• _Task description_
Give back the records below exactly, every one, with no pictures.

[Figure contents as structured data]
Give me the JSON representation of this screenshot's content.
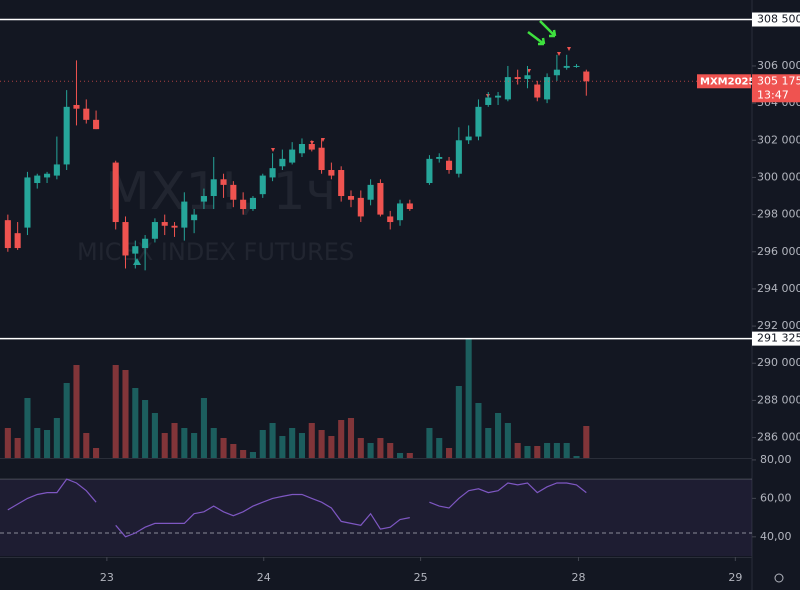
{
  "chart_data": {
    "type": "candlestick",
    "watermark": "MX1!, 1ч",
    "watermark_subtitle": "MICEX INDEX FUTURES",
    "up_color": "#26a69a",
    "down_color": "#ef5350",
    "xlim": [
      -0.8,
      75.9
    ],
    "xticks": [
      {
        "value": 10.1,
        "label": "23"
      },
      {
        "value": 26.1,
        "label": "24"
      },
      {
        "value": 42.1,
        "label": "25"
      },
      {
        "value": 58.2,
        "label": "28"
      },
      {
        "value": 74.2,
        "label": "29"
      }
    ],
    "ylim": [
      284900,
      309550
    ],
    "yticks": [
      {
        "value": 306000,
        "label": "306 000"
      },
      {
        "value": 304000,
        "label": "304 000"
      },
      {
        "value": 302000,
        "label": "302 000"
      },
      {
        "value": 300000,
        "label": "300 000"
      },
      {
        "value": 298000,
        "label": "298 000"
      },
      {
        "value": 296000,
        "label": "296 000"
      },
      {
        "value": 294000,
        "label": "294 000"
      },
      {
        "value": 292000,
        "label": "292 000"
      },
      {
        "value": 290000,
        "label": "290 000"
      },
      {
        "value": 288000,
        "label": "288 000"
      },
      {
        "value": 286000,
        "label": "286 000"
      }
    ],
    "levels": [
      {
        "value": 308500,
        "label": "308 500"
      },
      {
        "value": 291325,
        "label": "291 325"
      }
    ],
    "last_price": {
      "symbol": "MXM2025",
      "value": 305175,
      "label": "305 175",
      "countdown": "13:47"
    },
    "candles": [
      [
        297700,
        298000,
        296000,
        296200
      ],
      [
        297000,
        297600,
        296100,
        296200
      ],
      [
        297300,
        300300,
        296900,
        300000
      ],
      [
        299700,
        300200,
        299400,
        300100
      ],
      [
        300000,
        300300,
        299700,
        300200
      ],
      [
        300100,
        302200,
        299900,
        300700
      ],
      [
        300700,
        304700,
        300400,
        303800
      ],
      [
        303900,
        306300,
        302800,
        303700
      ],
      [
        303700,
        304200,
        302900,
        303100
      ],
      [
        303100,
        303600,
        302600,
        302600
      ],
      null,
      [
        300800,
        300900,
        297200,
        297600
      ],
      [
        297600,
        297900,
        295100,
        295800
      ],
      [
        295900,
        296600,
        295100,
        296300
      ],
      [
        296200,
        296900,
        295000,
        296700
      ],
      [
        296700,
        297800,
        296500,
        297600
      ],
      [
        297600,
        298000,
        296900,
        297400
      ],
      [
        297400,
        297600,
        296800,
        297300
      ],
      [
        297300,
        299200,
        296600,
        298700
      ],
      [
        297700,
        298300,
        297000,
        298000
      ],
      [
        298700,
        299400,
        298300,
        299000
      ],
      [
        299000,
        301100,
        298300,
        299900
      ],
      [
        299900,
        300200,
        298900,
        299600
      ],
      [
        299600,
        299800,
        298400,
        298800
      ],
      [
        298800,
        299200,
        298000,
        298300
      ],
      [
        298300,
        299000,
        298200,
        298900
      ],
      [
        299100,
        300200,
        298900,
        300100
      ],
      [
        300000,
        301300,
        299800,
        300500
      ],
      [
        300600,
        301500,
        300400,
        301000
      ],
      [
        300800,
        301900,
        300700,
        301500
      ],
      [
        301300,
        302100,
        301100,
        301800
      ],
      [
        301800,
        302000,
        301400,
        301500
      ],
      [
        301600,
        302100,
        300200,
        300400
      ],
      [
        300400,
        300800,
        299900,
        300100
      ],
      [
        300400,
        300600,
        298700,
        299000
      ],
      [
        299000,
        299300,
        298400,
        298800
      ],
      [
        298900,
        299300,
        297600,
        297900
      ],
      [
        298800,
        299900,
        298500,
        299600
      ],
      [
        299700,
        299900,
        297900,
        298000
      ],
      [
        297900,
        298200,
        297200,
        297600
      ],
      [
        297700,
        298800,
        297400,
        298600
      ],
      [
        298600,
        298800,
        298200,
        298300
      ],
      null,
      [
        299700,
        301200,
        299600,
        301000
      ],
      [
        301000,
        301300,
        300800,
        301100
      ],
      [
        300900,
        301100,
        300200,
        300400
      ],
      [
        300200,
        302700,
        300000,
        302000
      ],
      [
        302000,
        302800,
        301800,
        302200
      ],
      [
        302200,
        304200,
        302000,
        303800
      ],
      [
        303900,
        304600,
        303800,
        304300
      ],
      [
        304300,
        304600,
        303900,
        304400
      ],
      [
        304200,
        306000,
        304100,
        305400
      ],
      [
        305400,
        305800,
        305000,
        305300
      ],
      [
        305300,
        306000,
        304800,
        305500
      ],
      [
        305000,
        305200,
        304100,
        304300
      ],
      [
        304200,
        305600,
        304000,
        305400
      ],
      [
        305500,
        306600,
        305200,
        305800
      ],
      [
        305900,
        306600,
        305800,
        306000
      ],
      [
        306000,
        306100,
        305900,
        306000
      ],
      [
        305700,
        305800,
        304400,
        305175
      ]
    ],
    "volume_ylim": [
      0,
      120
    ],
    "volume": [
      30,
      20,
      60,
      30,
      28,
      40,
      75,
      93,
      25,
      10,
      null,
      93,
      88,
      70,
      58,
      45,
      25,
      35,
      30,
      25,
      60,
      30,
      20,
      14,
      8,
      6,
      28,
      35,
      22,
      30,
      25,
      35,
      28,
      22,
      38,
      40,
      20,
      15,
      20,
      15,
      5,
      5,
      null,
      30,
      20,
      10,
      72,
      120,
      55,
      30,
      45,
      35,
      15,
      12,
      12,
      15,
      15,
      15,
      2,
      32
    ],
    "rsi_ylim": [
      29.5,
      81
    ],
    "rsi_yticks": [
      {
        "value": 80,
        "label": "80,00"
      },
      {
        "value": 60,
        "label": "60,00"
      },
      {
        "value": 40,
        "label": "40,00"
      }
    ],
    "rsi_band": [
      30,
      70
    ],
    "rsi_level": 42,
    "rsi_color": "#7e57c2",
    "rsi": [
      54,
      57,
      60,
      62,
      63,
      63,
      70,
      68,
      64,
      58,
      null,
      46,
      40,
      42,
      45,
      47,
      47,
      47,
      47,
      52,
      53,
      56,
      53,
      51,
      53,
      56,
      58,
      60,
      61,
      62,
      62,
      60,
      58,
      55,
      48,
      47,
      46,
      52,
      44,
      45,
      49,
      50,
      null,
      58,
      56,
      55,
      60,
      64,
      65,
      63,
      64,
      68,
      67,
      68,
      63,
      66,
      68,
      68,
      67,
      63
    ]
  }
}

• _Expected answer_
Give me the JSON representation of this screenshot's content.
{
  "chart_data": {
    "type": "candlestick",
    "watermark": "MX1!, 1ч",
    "watermark_subtitle": "MICEX INDEX FUTURES",
    "up_color": "#26a69a",
    "down_color": "#ef5350",
    "xlim": [
      -0.8,
      75.9
    ],
    "xticks": [
      {
        "value": 10.1,
        "label": "23"
      },
      {
        "value": 26.1,
        "label": "24"
      },
      {
        "value": 42.1,
        "label": "25"
      },
      {
        "value": 58.2,
        "label": "28"
      },
      {
        "value": 74.2,
        "label": "29"
      }
    ],
    "ylim": [
      284900,
      309550
    ],
    "yticks": [
      {
        "value": 306000,
        "label": "306 000"
      },
      {
        "value": 304000,
        "label": "304 000"
      },
      {
        "value": 302000,
        "label": "302 000"
      },
      {
        "value": 300000,
        "label": "300 000"
      },
      {
        "value": 298000,
        "label": "298 000"
      },
      {
        "value": 296000,
        "label": "296 000"
      },
      {
        "value": 294000,
        "label": "294 000"
      },
      {
        "value": 292000,
        "label": "292 000"
      },
      {
        "value": 290000,
        "label": "290 000"
      },
      {
        "value": 288000,
        "label": "288 000"
      },
      {
        "value": 286000,
        "label": "286 000"
      }
    ],
    "levels": [
      {
        "value": 308500,
        "label": "308 500"
      },
      {
        "value": 291325,
        "label": "291 325"
      }
    ],
    "last_price": {
      "symbol": "MXM2025",
      "value": 305175,
      "label": "305 175",
      "countdown": "13:47"
    },
    "candles": [
      [
        297700,
        298000,
        296000,
        296200
      ],
      [
        297000,
        297600,
        296100,
        296200
      ],
      [
        297300,
        300300,
        296900,
        300000
      ],
      [
        299700,
        300200,
        299400,
        300100
      ],
      [
        300000,
        300300,
        299700,
        300200
      ],
      [
        300100,
        302200,
        299900,
        300700
      ],
      [
        300700,
        304700,
        300400,
        303800
      ],
      [
        303900,
        306300,
        302800,
        303700
      ],
      [
        303700,
        304200,
        302900,
        303100
      ],
      [
        303100,
        303600,
        302600,
        302600
      ],
      null,
      [
        300800,
        300900,
        297200,
        297600
      ],
      [
        297600,
        297900,
        295100,
        295800
      ],
      [
        295900,
        296600,
        295100,
        296300
      ],
      [
        296200,
        296900,
        295000,
        296700
      ],
      [
        296700,
        297800,
        296500,
        297600
      ],
      [
        297600,
        298000,
        296900,
        297400
      ],
      [
        297400,
        297600,
        296800,
        297300
      ],
      [
        297300,
        299200,
        296600,
        298700
      ],
      [
        297700,
        298300,
        297000,
        298000
      ],
      [
        298700,
        299400,
        298300,
        299000
      ],
      [
        299000,
        301100,
        298300,
        299900
      ],
      [
        299900,
        300200,
        298900,
        299600
      ],
      [
        299600,
        299800,
        298400,
        298800
      ],
      [
        298800,
        299200,
        298000,
        298300
      ],
      [
        298300,
        299000,
        298200,
        298900
      ],
      [
        299100,
        300200,
        298900,
        300100
      ],
      [
        300000,
        301300,
        299800,
        300500
      ],
      [
        300600,
        301500,
        300400,
        301000
      ],
      [
        300800,
        301900,
        300700,
        301500
      ],
      [
        301300,
        302100,
        301100,
        301800
      ],
      [
        301800,
        302000,
        301400,
        301500
      ],
      [
        301600,
        302100,
        300200,
        300400
      ],
      [
        300400,
        300800,
        299900,
        300100
      ],
      [
        300400,
        300600,
        298700,
        299000
      ],
      [
        299000,
        299300,
        298400,
        298800
      ],
      [
        298900,
        299300,
        297600,
        297900
      ],
      [
        298800,
        299900,
        298500,
        299600
      ],
      [
        299700,
        299900,
        297900,
        298000
      ],
      [
        297900,
        298200,
        297200,
        297600
      ],
      [
        297700,
        298800,
        297400,
        298600
      ],
      [
        298600,
        298800,
        298200,
        298300
      ],
      null,
      [
        299700,
        301200,
        299600,
        301000
      ],
      [
        301000,
        301300,
        300800,
        301100
      ],
      [
        300900,
        301100,
        300200,
        300400
      ],
      [
        300200,
        302700,
        300000,
        302000
      ],
      [
        302000,
        302800,
        301800,
        302200
      ],
      [
        302200,
        304200,
        302000,
        303800
      ],
      [
        303900,
        304600,
        303800,
        304300
      ],
      [
        304300,
        304600,
        303900,
        304400
      ],
      [
        304200,
        306000,
        304100,
        305400
      ],
      [
        305400,
        305800,
        305000,
        305300
      ],
      [
        305300,
        306000,
        304800,
        305500
      ],
      [
        305000,
        305200,
        304100,
        304300
      ],
      [
        304200,
        305600,
        304000,
        305400
      ],
      [
        305500,
        306600,
        305200,
        305800
      ],
      [
        305900,
        306600,
        305800,
        306000
      ],
      [
        306000,
        306100,
        305900,
        306000
      ],
      [
        305700,
        305800,
        304400,
        305175
      ]
    ],
    "volume_ylim": [
      0,
      120
    ],
    "volume": [
      30,
      20,
      60,
      30,
      28,
      40,
      75,
      93,
      25,
      10,
      null,
      93,
      88,
      70,
      58,
      45,
      25,
      35,
      30,
      25,
      60,
      30,
      20,
      14,
      8,
      6,
      28,
      35,
      22,
      30,
      25,
      35,
      28,
      22,
      38,
      40,
      20,
      15,
      20,
      15,
      5,
      5,
      null,
      30,
      20,
      10,
      72,
      120,
      55,
      30,
      45,
      35,
      15,
      12,
      12,
      15,
      15,
      15,
      2,
      32
    ],
    "rsi_ylim": [
      29.5,
      81
    ],
    "rsi_yticks": [
      {
        "value": 80,
        "label": "80,00"
      },
      {
        "value": 60,
        "label": "60,00"
      },
      {
        "value": 40,
        "label": "40,00"
      }
    ],
    "rsi_band": [
      30,
      70
    ],
    "rsi_level": 42,
    "rsi_color": "#7e57c2",
    "rsi": [
      54,
      57,
      60,
      62,
      63,
      63,
      70,
      68,
      64,
      58,
      null,
      46,
      40,
      42,
      45,
      47,
      47,
      47,
      47,
      52,
      53,
      56,
      53,
      51,
      53,
      56,
      58,
      60,
      61,
      62,
      62,
      60,
      58,
      55,
      48,
      47,
      46,
      52,
      44,
      45,
      49,
      50,
      null,
      58,
      56,
      55,
      60,
      64,
      65,
      63,
      64,
      68,
      67,
      68,
      63,
      66,
      68,
      68,
      67,
      63
    ]
  }
}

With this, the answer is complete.